Tasks =
1. Do these statements agree with the text about construction at PDX? Answer yes or no for each, quoting the words of the text that decide it.
(a) Travelers may pass through any TSA checkpoint they like.
(b) The Concourse E extension offers views of Mt. Hood.
(c) Bryan Stevens is a designer at the Port of Portland.
2. Pick up the text about construction at PDX after its final sentence and carry it forward.

Page excerpt =
BEGIN

This might all be a bit irritating to travelers with a comfortable routine. You’ll notice signs of construction as you step into a smaller ticket lobby. Walls are blocking off the pathway you’d typically take to get to the TSA checkpoints. You can only go through the security checkpoint matching your gate, meaning lines can grow longer at peak times. 


Solving the big design challenges

Of course, not everything at PDX looks so different. Once travelers have reached their concourse, things will feel familiar and maybe even a little fresh. You’ll find new restaurants, views of Mt. Hood, art installations and comfy common areas in the recently expanded Concourse E. But the frontend of your PDX experience will all feel a bit different. That’s the pain point people have been working to solve.


The newly opened Concourse E extension brings fresh restaurants like the Tillamook Market and art from acclaimed artist Jacob Hashimoto Traveling right now is, of course, not all about disruptions. Once you’re past security, you’ll find new restaurants, shops, art, common areas and views of Mt. Hood in the recently completed Concourse E extension.


“The bottom line is, we need to keep the airport functioning smoothly for everybody while you’re also tearing down and rebuilding the heart of the airport,” says Bryan Stevens, designer at Mayer/Reed. Mayer/Reed works with the Port of Portland, architecture firms and contractors on a wide range of wayfinding and place-making projects for PDX Next.

END

Structured page parsing data:
BEGIN

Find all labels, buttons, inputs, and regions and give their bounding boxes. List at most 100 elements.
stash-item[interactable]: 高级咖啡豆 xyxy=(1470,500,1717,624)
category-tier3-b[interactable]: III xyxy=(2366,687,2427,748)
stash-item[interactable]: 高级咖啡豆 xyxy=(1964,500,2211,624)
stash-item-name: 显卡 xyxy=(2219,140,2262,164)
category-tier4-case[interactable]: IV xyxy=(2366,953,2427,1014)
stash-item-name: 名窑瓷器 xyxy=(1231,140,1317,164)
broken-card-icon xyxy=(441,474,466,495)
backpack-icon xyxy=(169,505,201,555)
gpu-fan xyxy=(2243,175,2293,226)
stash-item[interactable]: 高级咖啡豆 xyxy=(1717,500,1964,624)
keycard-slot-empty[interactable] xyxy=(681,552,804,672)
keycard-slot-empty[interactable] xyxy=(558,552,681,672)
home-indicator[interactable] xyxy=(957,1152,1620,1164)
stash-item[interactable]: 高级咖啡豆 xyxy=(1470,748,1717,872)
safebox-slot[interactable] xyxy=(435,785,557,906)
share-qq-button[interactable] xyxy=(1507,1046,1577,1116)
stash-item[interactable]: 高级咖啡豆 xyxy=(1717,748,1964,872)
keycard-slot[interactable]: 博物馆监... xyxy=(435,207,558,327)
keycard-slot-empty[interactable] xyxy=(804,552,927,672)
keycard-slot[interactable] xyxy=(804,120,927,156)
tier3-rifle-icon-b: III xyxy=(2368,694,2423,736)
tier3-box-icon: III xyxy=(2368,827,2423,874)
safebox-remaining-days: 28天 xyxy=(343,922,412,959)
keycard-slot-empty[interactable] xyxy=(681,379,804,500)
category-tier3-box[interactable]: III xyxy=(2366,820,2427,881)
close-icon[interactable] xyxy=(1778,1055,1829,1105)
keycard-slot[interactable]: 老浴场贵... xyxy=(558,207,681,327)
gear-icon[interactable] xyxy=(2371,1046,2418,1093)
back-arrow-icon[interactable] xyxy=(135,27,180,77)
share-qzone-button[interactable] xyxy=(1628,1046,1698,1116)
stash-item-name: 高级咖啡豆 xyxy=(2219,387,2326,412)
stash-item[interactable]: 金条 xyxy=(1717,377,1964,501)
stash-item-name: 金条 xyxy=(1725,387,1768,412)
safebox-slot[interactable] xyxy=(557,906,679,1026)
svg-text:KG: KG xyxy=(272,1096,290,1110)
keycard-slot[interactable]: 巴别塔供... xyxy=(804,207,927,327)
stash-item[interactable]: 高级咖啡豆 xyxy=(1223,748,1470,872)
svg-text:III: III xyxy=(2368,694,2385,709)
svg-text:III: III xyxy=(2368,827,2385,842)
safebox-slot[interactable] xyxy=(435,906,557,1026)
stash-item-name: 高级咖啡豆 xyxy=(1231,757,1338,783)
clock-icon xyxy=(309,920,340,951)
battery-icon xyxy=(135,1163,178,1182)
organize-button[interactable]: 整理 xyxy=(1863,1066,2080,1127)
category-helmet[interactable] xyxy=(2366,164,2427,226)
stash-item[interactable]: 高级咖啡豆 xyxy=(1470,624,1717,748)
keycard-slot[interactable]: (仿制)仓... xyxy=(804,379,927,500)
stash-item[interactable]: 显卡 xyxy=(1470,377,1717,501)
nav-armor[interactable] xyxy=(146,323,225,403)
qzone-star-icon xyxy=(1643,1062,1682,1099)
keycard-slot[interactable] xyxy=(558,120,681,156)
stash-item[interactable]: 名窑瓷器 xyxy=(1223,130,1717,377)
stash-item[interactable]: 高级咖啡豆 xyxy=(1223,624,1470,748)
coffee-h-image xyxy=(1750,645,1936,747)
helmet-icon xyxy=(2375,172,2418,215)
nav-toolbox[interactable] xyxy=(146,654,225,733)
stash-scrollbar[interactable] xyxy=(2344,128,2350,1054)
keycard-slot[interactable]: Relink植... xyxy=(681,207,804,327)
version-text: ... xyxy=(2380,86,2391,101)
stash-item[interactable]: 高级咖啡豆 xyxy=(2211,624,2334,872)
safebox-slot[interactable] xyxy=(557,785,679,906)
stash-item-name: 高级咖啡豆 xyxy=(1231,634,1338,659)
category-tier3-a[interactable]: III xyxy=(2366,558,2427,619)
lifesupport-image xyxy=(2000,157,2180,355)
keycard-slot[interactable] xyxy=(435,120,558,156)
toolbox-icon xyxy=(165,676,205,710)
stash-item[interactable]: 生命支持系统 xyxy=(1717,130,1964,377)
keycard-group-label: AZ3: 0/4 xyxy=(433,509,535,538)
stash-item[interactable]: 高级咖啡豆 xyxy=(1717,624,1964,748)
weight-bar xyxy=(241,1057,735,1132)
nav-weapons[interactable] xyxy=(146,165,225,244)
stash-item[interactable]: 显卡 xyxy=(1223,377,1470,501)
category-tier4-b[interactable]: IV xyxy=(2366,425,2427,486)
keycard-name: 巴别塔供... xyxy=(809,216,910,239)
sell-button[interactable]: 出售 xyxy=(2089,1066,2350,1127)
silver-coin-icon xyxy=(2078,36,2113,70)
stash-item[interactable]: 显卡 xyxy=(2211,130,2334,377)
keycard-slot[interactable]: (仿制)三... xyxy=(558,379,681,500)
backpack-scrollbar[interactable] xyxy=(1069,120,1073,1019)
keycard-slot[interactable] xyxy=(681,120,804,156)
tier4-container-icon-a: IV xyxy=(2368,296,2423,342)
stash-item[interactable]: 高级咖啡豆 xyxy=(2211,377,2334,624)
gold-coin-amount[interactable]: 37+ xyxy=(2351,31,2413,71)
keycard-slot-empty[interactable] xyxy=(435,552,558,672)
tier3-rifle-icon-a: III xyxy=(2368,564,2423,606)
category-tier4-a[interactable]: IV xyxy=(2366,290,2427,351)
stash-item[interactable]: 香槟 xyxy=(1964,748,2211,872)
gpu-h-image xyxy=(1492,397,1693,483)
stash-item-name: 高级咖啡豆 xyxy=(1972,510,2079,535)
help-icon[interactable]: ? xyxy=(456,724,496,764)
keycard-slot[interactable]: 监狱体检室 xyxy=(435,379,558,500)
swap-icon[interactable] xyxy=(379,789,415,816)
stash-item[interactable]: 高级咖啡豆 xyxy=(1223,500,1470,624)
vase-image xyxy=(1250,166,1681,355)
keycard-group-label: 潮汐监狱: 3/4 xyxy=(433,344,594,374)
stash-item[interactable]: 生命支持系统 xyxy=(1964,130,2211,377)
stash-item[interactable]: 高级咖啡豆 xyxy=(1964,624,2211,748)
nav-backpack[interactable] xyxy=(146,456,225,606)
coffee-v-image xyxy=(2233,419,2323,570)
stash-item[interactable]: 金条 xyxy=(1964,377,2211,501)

END

Numbered responses =
1.
(a) No: "You can only go through the security checkpoint matching your gate"
(b) Yes: "views of Mt. Hood in the recently completed Concourse E extension"
(c) No: "says Bryan Stevens, designer at Mayer/Reed"

2.
Perhaps the biggest passenger flow change the Port of Portland has undertaken is upcycling the old concourse connector and reusing it to build pathways around construction. Soon, everyone passing through security will go through a few quick bypasses to reach their gate — this will keep people moving smoothly while construction happens around them. 



Even so, one of the biggest design challenges is communicating these changes to passengers, Bryan says. “For example, the concourse connector — passengers most likely don’t know it by name because there was not a sign that labeled the connector,” he says. “It’s difficult to communicate that it is closed if they never thought about it or its name.”

A few simple steps taken to address this include installing signage that makes it clear how to get to the correct security checkpoint (since no one likes going through security twice). 


PDX employees are stationed throughout the ticket lobby to make sure you go through the correct security checkpointHelping all travelers seamlessly navigate around construction raises several key design challenges. New signage and environmental art installations are part of the solution, as are friendly PDX employees stationed to help folks get where they need to go.


But some people still might not see, or be able to see, the signs. So friendly employees are stationed near closed-off areas to direct passengers where they need to go. Several local creatives have also installed giant sticky notes and cheerful critters (like roller-skating clouds) on construction walls — reminding us that the inconveniences are temporary and, hopefully, distracting the kids with something to chuckle at while they wait in line. Those are the human touches that still feel, well, PDX-y. 

But there’s no getting around some disruptions: “You’ve heard this one before, but it’s true: Get here early and know your gate before you get to the security checkpoint,” Eric says. 

“The silver lining is that we're seeing people again; we’re seeing families and vacationers again; it feels like normalcy. And after what we’ve been through this past year, that’s a good problem to have.”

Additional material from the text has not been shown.